THE REQUEST: For every line in the records that has the word "карте", make a copy.

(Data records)
* Begin *
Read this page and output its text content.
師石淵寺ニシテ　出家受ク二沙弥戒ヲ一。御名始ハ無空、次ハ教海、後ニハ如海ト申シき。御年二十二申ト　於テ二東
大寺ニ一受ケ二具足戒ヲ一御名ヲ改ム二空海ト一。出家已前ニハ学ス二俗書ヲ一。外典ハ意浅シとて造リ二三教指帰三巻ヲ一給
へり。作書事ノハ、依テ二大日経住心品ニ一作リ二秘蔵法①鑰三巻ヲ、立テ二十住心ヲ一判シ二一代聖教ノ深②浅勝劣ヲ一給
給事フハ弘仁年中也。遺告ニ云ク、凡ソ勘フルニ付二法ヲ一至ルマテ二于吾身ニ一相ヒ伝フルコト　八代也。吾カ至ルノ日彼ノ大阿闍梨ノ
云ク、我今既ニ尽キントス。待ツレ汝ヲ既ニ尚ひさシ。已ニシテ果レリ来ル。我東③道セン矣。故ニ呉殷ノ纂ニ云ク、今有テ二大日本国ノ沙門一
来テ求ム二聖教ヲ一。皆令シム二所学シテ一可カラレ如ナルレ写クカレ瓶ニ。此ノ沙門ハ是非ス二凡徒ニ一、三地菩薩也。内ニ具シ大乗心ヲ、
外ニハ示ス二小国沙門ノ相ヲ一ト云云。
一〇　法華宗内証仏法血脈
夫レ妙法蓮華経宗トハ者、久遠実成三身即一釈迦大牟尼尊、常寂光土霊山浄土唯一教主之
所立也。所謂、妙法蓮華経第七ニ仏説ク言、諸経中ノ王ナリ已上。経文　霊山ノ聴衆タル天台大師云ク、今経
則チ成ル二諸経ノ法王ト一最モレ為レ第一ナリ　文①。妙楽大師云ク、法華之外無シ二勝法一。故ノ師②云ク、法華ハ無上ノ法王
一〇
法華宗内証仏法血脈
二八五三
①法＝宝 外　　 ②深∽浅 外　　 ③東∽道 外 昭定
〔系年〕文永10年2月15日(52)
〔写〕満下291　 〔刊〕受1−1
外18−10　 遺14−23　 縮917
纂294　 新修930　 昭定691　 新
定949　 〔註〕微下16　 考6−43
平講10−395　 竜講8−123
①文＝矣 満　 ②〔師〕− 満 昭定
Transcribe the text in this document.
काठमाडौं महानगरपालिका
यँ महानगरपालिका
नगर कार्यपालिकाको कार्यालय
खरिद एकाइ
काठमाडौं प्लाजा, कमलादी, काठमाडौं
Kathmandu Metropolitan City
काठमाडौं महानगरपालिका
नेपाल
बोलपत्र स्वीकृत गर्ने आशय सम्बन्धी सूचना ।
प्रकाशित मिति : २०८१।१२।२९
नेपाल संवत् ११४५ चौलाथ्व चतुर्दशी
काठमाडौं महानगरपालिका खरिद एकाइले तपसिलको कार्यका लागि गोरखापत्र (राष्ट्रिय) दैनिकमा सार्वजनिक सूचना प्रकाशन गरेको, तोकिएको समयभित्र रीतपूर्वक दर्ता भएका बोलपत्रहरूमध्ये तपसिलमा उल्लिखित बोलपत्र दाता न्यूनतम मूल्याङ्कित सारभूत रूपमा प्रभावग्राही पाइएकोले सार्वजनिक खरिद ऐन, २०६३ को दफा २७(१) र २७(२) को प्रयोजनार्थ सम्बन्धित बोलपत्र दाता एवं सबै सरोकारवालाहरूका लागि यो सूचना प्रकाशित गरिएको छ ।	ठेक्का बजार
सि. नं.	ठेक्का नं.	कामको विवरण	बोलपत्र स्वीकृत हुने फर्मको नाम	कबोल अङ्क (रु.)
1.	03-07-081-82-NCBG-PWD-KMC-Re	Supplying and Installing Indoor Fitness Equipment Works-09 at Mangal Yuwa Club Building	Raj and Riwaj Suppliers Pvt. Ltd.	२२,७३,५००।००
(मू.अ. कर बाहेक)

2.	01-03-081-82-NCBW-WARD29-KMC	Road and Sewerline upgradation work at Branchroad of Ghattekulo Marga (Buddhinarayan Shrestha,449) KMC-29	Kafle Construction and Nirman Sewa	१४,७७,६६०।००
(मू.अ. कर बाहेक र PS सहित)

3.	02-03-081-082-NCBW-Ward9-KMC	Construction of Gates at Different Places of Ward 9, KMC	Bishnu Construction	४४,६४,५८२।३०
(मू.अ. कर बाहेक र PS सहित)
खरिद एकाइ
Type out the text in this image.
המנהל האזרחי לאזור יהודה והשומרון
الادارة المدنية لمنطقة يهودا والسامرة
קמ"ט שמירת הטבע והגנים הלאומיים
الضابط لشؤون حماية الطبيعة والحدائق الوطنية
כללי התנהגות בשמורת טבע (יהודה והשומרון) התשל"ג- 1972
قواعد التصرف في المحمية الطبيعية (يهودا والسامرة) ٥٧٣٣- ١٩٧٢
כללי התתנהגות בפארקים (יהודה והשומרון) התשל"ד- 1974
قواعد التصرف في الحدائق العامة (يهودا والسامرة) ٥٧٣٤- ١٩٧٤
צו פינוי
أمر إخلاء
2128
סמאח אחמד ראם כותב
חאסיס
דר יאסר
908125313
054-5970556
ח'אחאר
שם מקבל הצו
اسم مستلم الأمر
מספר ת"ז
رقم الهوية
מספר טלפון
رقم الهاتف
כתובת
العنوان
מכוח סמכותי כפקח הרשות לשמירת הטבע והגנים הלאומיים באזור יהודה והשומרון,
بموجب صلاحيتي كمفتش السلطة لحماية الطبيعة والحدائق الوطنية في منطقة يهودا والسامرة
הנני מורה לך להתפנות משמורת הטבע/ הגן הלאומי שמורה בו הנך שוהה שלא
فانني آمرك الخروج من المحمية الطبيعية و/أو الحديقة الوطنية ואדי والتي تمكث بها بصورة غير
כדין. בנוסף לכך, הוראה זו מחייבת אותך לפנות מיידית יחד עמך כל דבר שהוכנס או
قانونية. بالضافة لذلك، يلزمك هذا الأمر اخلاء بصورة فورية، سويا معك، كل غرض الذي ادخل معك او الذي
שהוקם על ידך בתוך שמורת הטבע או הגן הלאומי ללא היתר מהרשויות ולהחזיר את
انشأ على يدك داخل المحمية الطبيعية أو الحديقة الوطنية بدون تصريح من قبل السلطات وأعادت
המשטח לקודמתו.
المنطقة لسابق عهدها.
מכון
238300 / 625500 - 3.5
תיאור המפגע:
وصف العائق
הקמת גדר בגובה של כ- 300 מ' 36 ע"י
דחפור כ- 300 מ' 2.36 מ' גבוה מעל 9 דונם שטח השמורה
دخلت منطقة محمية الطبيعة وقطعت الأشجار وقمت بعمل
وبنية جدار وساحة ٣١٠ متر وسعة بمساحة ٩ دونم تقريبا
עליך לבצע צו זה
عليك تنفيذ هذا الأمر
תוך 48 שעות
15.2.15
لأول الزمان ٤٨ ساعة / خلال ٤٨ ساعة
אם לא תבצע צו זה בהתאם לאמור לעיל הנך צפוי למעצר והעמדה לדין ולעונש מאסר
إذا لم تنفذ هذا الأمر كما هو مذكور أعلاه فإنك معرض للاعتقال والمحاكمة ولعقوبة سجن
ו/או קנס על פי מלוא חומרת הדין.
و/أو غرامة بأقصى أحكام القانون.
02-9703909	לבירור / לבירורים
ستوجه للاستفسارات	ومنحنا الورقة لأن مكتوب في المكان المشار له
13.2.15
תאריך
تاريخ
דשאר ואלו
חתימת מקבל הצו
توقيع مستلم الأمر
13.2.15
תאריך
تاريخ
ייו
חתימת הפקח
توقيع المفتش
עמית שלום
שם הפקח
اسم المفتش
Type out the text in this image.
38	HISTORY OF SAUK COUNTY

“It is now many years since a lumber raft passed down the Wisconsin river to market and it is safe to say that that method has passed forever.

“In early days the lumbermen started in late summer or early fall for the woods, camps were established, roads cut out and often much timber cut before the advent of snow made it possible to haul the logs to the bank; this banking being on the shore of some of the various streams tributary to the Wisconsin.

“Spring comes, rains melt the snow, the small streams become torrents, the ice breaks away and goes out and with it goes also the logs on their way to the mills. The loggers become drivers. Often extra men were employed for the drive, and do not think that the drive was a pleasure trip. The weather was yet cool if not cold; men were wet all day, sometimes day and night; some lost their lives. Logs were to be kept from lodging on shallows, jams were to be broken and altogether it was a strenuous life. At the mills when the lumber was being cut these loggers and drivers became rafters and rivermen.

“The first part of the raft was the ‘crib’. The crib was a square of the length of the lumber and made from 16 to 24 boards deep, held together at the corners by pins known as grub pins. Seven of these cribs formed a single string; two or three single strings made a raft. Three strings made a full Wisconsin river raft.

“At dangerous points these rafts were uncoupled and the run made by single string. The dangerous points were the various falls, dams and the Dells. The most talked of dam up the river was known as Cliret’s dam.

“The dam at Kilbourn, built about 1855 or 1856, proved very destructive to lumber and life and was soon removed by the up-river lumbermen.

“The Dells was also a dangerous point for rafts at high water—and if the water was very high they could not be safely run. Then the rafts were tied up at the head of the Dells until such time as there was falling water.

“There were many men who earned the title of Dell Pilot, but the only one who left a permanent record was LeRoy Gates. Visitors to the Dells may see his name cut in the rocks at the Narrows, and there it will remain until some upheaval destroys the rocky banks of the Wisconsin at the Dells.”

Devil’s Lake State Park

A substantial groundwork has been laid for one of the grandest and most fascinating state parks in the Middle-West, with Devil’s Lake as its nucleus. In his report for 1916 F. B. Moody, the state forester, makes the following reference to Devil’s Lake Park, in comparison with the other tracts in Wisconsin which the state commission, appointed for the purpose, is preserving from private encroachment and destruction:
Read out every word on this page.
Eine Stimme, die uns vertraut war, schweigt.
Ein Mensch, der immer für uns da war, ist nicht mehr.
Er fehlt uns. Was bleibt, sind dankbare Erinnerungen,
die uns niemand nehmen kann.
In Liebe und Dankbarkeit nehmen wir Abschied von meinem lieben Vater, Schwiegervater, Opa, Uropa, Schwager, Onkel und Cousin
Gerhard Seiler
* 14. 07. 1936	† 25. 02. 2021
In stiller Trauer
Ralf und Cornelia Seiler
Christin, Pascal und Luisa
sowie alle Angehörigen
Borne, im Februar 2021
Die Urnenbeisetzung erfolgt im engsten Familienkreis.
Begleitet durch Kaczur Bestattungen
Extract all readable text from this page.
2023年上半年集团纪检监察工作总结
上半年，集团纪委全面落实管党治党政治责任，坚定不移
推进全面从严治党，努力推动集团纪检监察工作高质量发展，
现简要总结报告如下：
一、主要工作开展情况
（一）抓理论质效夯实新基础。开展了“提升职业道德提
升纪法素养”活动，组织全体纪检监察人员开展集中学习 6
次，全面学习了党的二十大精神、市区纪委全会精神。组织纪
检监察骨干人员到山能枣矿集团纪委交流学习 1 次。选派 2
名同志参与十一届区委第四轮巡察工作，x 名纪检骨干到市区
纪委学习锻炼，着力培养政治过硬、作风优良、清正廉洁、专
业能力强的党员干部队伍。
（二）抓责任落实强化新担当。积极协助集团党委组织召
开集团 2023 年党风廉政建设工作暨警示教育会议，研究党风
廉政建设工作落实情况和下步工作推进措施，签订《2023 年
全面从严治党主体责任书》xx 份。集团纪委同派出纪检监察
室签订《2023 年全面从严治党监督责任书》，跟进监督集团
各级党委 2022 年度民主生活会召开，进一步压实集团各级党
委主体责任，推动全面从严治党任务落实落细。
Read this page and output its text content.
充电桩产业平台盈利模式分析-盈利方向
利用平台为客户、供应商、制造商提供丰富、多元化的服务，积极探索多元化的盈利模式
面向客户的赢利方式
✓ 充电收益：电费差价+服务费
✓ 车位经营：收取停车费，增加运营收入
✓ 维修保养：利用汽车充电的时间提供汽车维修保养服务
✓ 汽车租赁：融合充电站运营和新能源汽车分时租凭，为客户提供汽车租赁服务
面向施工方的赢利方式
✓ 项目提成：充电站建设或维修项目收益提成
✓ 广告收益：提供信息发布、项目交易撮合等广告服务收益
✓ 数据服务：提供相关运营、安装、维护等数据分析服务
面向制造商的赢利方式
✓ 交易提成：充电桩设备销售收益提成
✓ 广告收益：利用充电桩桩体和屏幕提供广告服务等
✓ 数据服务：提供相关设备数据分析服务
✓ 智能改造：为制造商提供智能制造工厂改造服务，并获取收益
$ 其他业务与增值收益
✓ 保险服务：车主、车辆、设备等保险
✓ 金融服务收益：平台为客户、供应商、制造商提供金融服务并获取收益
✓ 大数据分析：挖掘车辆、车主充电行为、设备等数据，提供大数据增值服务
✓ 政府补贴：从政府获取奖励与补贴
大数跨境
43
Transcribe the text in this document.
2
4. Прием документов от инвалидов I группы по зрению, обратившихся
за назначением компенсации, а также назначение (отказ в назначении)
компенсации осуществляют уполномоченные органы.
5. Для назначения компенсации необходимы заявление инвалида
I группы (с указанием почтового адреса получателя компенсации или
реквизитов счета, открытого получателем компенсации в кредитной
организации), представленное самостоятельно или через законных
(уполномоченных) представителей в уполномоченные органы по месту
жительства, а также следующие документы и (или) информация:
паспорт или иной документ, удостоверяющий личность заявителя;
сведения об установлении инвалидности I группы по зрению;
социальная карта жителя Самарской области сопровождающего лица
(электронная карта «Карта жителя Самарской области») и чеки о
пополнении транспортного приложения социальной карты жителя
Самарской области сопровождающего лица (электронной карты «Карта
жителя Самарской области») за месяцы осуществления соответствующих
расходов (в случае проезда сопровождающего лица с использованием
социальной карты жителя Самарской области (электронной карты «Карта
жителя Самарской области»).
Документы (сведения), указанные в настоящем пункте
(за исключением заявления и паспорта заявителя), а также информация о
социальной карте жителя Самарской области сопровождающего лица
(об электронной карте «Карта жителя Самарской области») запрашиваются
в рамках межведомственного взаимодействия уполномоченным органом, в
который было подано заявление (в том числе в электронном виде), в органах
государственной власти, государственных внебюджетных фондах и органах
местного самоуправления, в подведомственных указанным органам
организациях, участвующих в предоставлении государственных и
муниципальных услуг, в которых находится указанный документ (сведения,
* End *
ANSWER TO THE PROBLEM:
социальной карте жителя Самарской области сопровождающего лица
(об электронной карте «Карта жителя Самарской области») запрашиваются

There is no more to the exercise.